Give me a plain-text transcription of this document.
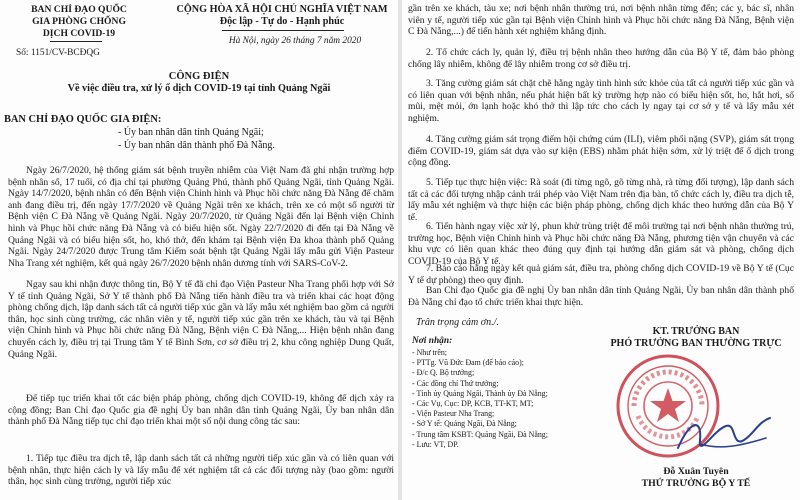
BAN CHỈ ĐẠO QUỐC
GIA PHÒNG CHỐNG
DỊCH COVID-19
CỘNG HÒA XÃ HỘI CHỦ NGHĨA VIỆT NAM
Độc lập - Tự do - Hạnh phúc
Hà Nội, ngày 26 tháng 7 năm 2020
Số: 1151/CV-BCĐQG
CÔNG ĐIỆN
Về việc điều tra, xử lý ổ dịch COVID-19 tại tỉnh Quảng Ngãi
BAN CHỈ ĐẠO QUỐC GIA ĐIỆN:
- Ủy ban nhân dân tỉnh Quảng Ngãi;
- Ủy ban nhân dân thành phố Đà Nẵng.

Ngày 26/7/2020, hệ thống giám sát bệnh truyền nhiễm của Việt Nam đã ghi nhận trường hợp bệnh nhân số, 17 tuổi, có địa chỉ tại phường Quảng Phú, thành phố Quảng Ngãi, tỉnh Quảng Ngãi. Ngày 14/7/2020, bệnh nhân có đến Bệnh viện Chỉnh hình và Phục hồi chức năng Đà Nẵng để chăm anh đang điều trị, đến ngày 17/7/2020 về Quảng Ngãi trên xe khách, trên xe có một số người từ Bệnh viện C Đà Nẵng về Quảng Ngãi. Ngày 20/7/2020, từ Quảng Ngãi đến lại Bệnh viện Chỉnh hình và Phục hồi chức năng Đà Nẵng và có biểu hiện sốt. Ngày 22/7/2020 đi đến tại Đà Nẵng về Quảng Ngãi và có biểu hiện sốt, ho, khó thở, đến khám tại Bệnh viện Đa khoa thành phố Quảng Ngãi. Ngày 24/7/2020 được Trung tâm Kiểm soát bệnh tật Quảng Ngãi lấy mẫu gửi Viện Pasteur Nha Trang xét nghiệm, kết quả ngày 26/7/2020 bệnh nhân dương tính với SARS-CoV-2.

Ngay sau khi nhận được thông tin, Bộ Y tế đã chỉ đạo Viện Pasteur Nha Trang phối hợp với Sở Y tế tỉnh Quảng Ngãi, Sở Y tế thành phố Đà Nẵng tiến hành điều tra và triển khai các hoạt động phòng chống dịch, lập danh sách tất cả người tiếp xúc gần và lấy mẫu xét nghiệm bao gồm cả người thân, học sinh cùng trường, các nhân viên y tế, người tiếp xúc gần trên xe khách, tàu và tại Bệnh viện Chỉnh hình và Phục hồi chức năng Đà Nẵng, Bệnh viện C Đà Nẵng,... Hiện bệnh nhân đang chuyển cách ly, điều trị tại Trung tâm Y tế Bình Sơn, cơ sở điều trị 2, khu công nghiệp Dung Quất, Quảng Ngãi.

Để tiếp tục triển khai tốt các biện pháp phòng, chống dịch COVID-19, không để dịch xảy ra cộng đồng; Ban Chỉ đạo Quốc gia đề nghị Ủy ban nhân dân tỉnh Quảng Ngãi, Ủy ban nhân dân thành phố Đà Nẵng tiếp tục chỉ đạo triển khai một số nội dung công tác sau:

1. Tiếp tục điều tra dịch tễ, lập danh sách tất cả những người tiếp xúc gần và có liên quan với bệnh nhân, thực hiện cách ly và lấy mẫu để xét nghiệm tất cả các đối tượng này (bao gồm: người thân, học sinh cùng trường, người tiếp xúc

gần trên xe khách, tàu xe; nơi bệnh nhân thường trú, nơi bệnh nhân từng đến; các y, bác sĩ, nhân viên y tế, người tiếp xúc gần tại Bệnh viện Chỉnh hình và Phục hồi chức năng Đà Nẵng, Bệnh viện C Đà Nẵng,...) để tiến hành xét nghiệm khẳng định.

2. Tổ chức cách ly, quản lý, điều trị bệnh nhân theo hướng dẫn của Bộ Y tế, đảm bảo phòng chống lây nhiễm, không để lây nhiễm trong cơ sở điều trị.

3. Tăng cường giám sát chặt chẽ hằng ngày tình hình sức khỏe của tất cả người tiếp xúc gần và có liên quan với bệnh nhân, nếu phát hiện bất kỳ trường hợp nào có biểu hiện sốt, ho, hắt hơi, sổ mũi, mệt mỏi, ớn lạnh hoặc khó thở thì lập tức cho cách ly ngay tại cơ sở y tế và lấy mẫu xét nghiệm.

4. Tăng cường giám sát trọng điểm hội chứng cúm (ILI), viêm phổi nặng (SVP), giám sát trọng điểm COVID-19, giám sát dựa vào sự kiện (EBS) nhằm phát hiện sớm, xử lý triệt để ổ dịch trong cộng đồng.

5. Tiếp tục thực hiện việc: Rà soát (đi từng ngõ, gõ từng nhà, rà từng đối tượng), lập danh sách tất cả các đối tượng nhập cảnh trái phép vào Việt Nam trên địa bàn, tổ chức cách ly, điều tra dịch tễ, lấy mẫu xét nghiệm và thực hiện các biện pháp phòng, chống dịch khác theo hướng dẫn của Bộ Y tế.

6. Tiến hành ngay việc xử lý, phun khử trùng triệt để môi trường tại nơi bệnh nhân thường trú, trường học, Bệnh viện Chỉnh hình và Phục hồi chức năng Đà Nẵng, phương tiện vận chuyển và các khu vực có liên quan khác theo đúng quy định tại hướng dẫn giám sát và phòng, chống dịch COVID-19 của Bộ Y tế.

7. Báo cáo hằng ngày kết quả giám sát, điều tra, phòng chống dịch COVID-19 về Bộ Y tế (Cục Y tế dự phòng) theo quy định.

Ban Chỉ đạo Quốc gia đề nghị Ủy ban nhân dân tỉnh Quảng Ngãi, Ủy ban nhân dân thành phố Đà Nẵng chỉ đạo tổ chức triển khai thực hiện.

Trân trọng cảm ơn./.
Nơi nhận:
- Như trên;
- PTTg. Vũ Đức Đam (để báo cáo);
- Đ/c Q. Bộ trưởng;
- Các đồng chí Thứ trưởng;
- Tỉnh ủy Quảng Ngãi, Thành ủy Đà Nẵng;
- Các Vụ, Cục: DP, KCB, TT-KT, MT;
- Viện Pasteur Nha Trang;
- Sở Y tế: Quảng Ngãi, Đà Nẵng;
- Trung tâm KSBT: Quảng Ngãi, Đà Nẵng;
- Lưu: VT, DP.
KT. TRƯỞNG BAN
PHÓ TRƯỞNG BAN THƯỜNG TRỰC
Đỗ Xuân Tuyên
THỨ TRƯỞNG BỘ Y TẾ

* * *

- **SET EXERCISE**: Without the pictures, restate each entry exactly.

- **THE COMPLETED TASK**:
Give me a plain-text transcription of this document.
BAN CHỈ ĐẠO QUỐC
GIA PHÒNG CHỐNG
DỊCH COVID-19
CỘNG HÒA XÃ HỘI CHỦ NGHĨA VIỆT NAM
Độc lập - Tự do - Hạnh phúc
Hà Nội, ngày 26 tháng 7 năm 2020
Số: 1151/CV-BCĐQG
CÔNG ĐIỆN
Về việc điều tra, xử lý ổ dịch COVID-19 tại tỉnh Quảng Ngãi
BAN CHỈ ĐẠO QUỐC GIA ĐIỆN:
- Ủy ban nhân dân tỉnh Quảng Ngãi;
- Ủy ban nhân dân thành phố Đà Nẵng.

Ngày 26/7/2020, hệ thống giám sát bệnh truyền nhiễm của Việt Nam đã ghi nhận trường hợp bệnh nhân số, 17 tuổi, có địa chỉ tại phường Quảng Phú, thành phố Quảng Ngãi, tỉnh Quảng Ngãi. Ngày 14/7/2020, bệnh nhân có đến Bệnh viện Chỉnh hình và Phục hồi chức năng Đà Nẵng để chăm anh đang điều trị, đến ngày 17/7/2020 về Quảng Ngãi trên xe khách, trên xe có một số người từ Bệnh viện C Đà Nẵng về Quảng Ngãi. Ngày 20/7/2020, từ Quảng Ngãi đến lại Bệnh viện Chỉnh hình và Phục hồi chức năng Đà Nẵng và có biểu hiện sốt. Ngày 22/7/2020 đi đến tại Đà Nẵng về Quảng Ngãi và có biểu hiện sốt, ho, khó thở, đến khám tại Bệnh viện Đa khoa thành phố Quảng Ngãi. Ngày 24/7/2020 được Trung tâm Kiểm soát bệnh tật Quảng Ngãi lấy mẫu gửi Viện Pasteur Nha Trang xét nghiệm, kết quả ngày 26/7/2020 bệnh nhân dương tính với SARS-CoV-2.

Ngay sau khi nhận được thông tin, Bộ Y tế đã chỉ đạo Viện Pasteur Nha Trang phối hợp với Sở Y tế tỉnh Quảng Ngãi, Sở Y tế thành phố Đà Nẵng tiến hành điều tra và triển khai các hoạt động phòng chống dịch, lập danh sách tất cả người tiếp xúc gần và lấy mẫu xét nghiệm bao gồm cả người thân, học sinh cùng trường, các nhân viên y tế, người tiếp xúc gần trên xe khách, tàu và tại Bệnh viện Chỉnh hình và Phục hồi chức năng Đà Nẵng, Bệnh viện C Đà Nẵng,... Hiện bệnh nhân đang chuyển cách ly, điều trị tại Trung tâm Y tế Bình Sơn, cơ sở điều trị 2, khu công nghiệp Dung Quất, Quảng Ngãi.

Để tiếp tục triển khai tốt các biện pháp phòng, chống dịch COVID-19, không để dịch xảy ra cộng đồng; Ban Chỉ đạo Quốc gia đề nghị Ủy ban nhân dân tỉnh Quảng Ngãi, Ủy ban nhân dân thành phố Đà Nẵng tiếp tục chỉ đạo triển khai một số nội dung công tác sau:

1. Tiếp tục điều tra dịch tễ, lập danh sách tất cả những người tiếp xúc gần và có liên quan với bệnh nhân, thực hiện cách ly và lấy mẫu để xét nghiệm tất cả các đối tượng này (bao gồm: người thân, học sinh cùng trường, người tiếp xúc

gần trên xe khách, tàu xe; nơi bệnh nhân thường trú, nơi bệnh nhân từng đến; các y, bác sĩ, nhân viên y tế, người tiếp xúc gần tại Bệnh viện Chỉnh hình và Phục hồi chức năng Đà Nẵng, Bệnh viện C Đà Nẵng,...) để tiến hành xét nghiệm khẳng định.

2. Tổ chức cách ly, quản lý, điều trị bệnh nhân theo hướng dẫn của Bộ Y tế, đảm bảo phòng chống lây nhiễm, không để lây nhiễm trong cơ sở điều trị.

3. Tăng cường giám sát chặt chẽ hằng ngày tình hình sức khỏe của tất cả người tiếp xúc gần và có liên quan với bệnh nhân, nếu phát hiện bất kỳ trường hợp nào có biểu hiện sốt, ho, hắt hơi, sổ mũi, mệt mỏi, ớn lạnh hoặc khó thở thì lập tức cho cách ly ngay tại cơ sở y tế và lấy mẫu xét nghiệm.

4. Tăng cường giám sát trọng điểm hội chứng cúm (ILI), viêm phổi nặng (SVP), giám sát trọng điểm COVID-19, giám sát dựa vào sự kiện (EBS) nhằm phát hiện sớm, xử lý triệt để ổ dịch trong cộng đồng.

5. Tiếp tục thực hiện việc: Rà soát (đi từng ngõ, gõ từng nhà, rà từng đối tượng), lập danh sách tất cả các đối tượng nhập cảnh trái phép vào Việt Nam trên địa bàn, tổ chức cách ly, điều tra dịch tễ, lấy mẫu xét nghiệm và thực hiện các biện pháp phòng, chống dịch khác theo hướng dẫn của Bộ Y tế.

6. Tiến hành ngay việc xử lý, phun khử trùng triệt để môi trường tại nơi bệnh nhân thường trú, trường học, Bệnh viện Chỉnh hình và Phục hồi chức năng Đà Nẵng, phương tiện vận chuyển và các khu vực có liên quan khác theo đúng quy định tại hướng dẫn giám sát và phòng, chống dịch COVID-19 của Bộ Y tế.

7. Báo cáo hằng ngày kết quả giám sát, điều tra, phòng chống dịch COVID-19 về Bộ Y tế (Cục Y tế dự phòng) theo quy định.

Ban Chỉ đạo Quốc gia đề nghị Ủy ban nhân dân tỉnh Quảng Ngãi, Ủy ban nhân dân thành phố Đà Nẵng chỉ đạo tổ chức triển khai thực hiện.

Trân trọng cảm ơn./.
Nơi nhận:
- Như trên;
- PTTg. Vũ Đức Đam (để báo cáo);
- Đ/c Q. Bộ trưởng;
- Các đồng chí Thứ trưởng;
- Tỉnh ủy Quảng Ngãi, Thành ủy Đà Nẵng;
- Các Vụ, Cục: DP, KCB, TT-KT, MT;
- Viện Pasteur Nha Trang;
- Sở Y tế: Quảng Ngãi, Đà Nẵng;
- Trung tâm KSBT: Quảng Ngãi, Đà Nẵng;
- Lưu: VT, DP.
KT. TRƯỞNG BAN
PHÓ TRƯỞNG BAN THƯỜNG TRỰC
Đỗ Xuân Tuyên
THỨ TRƯỞNG BỘ Y TẾ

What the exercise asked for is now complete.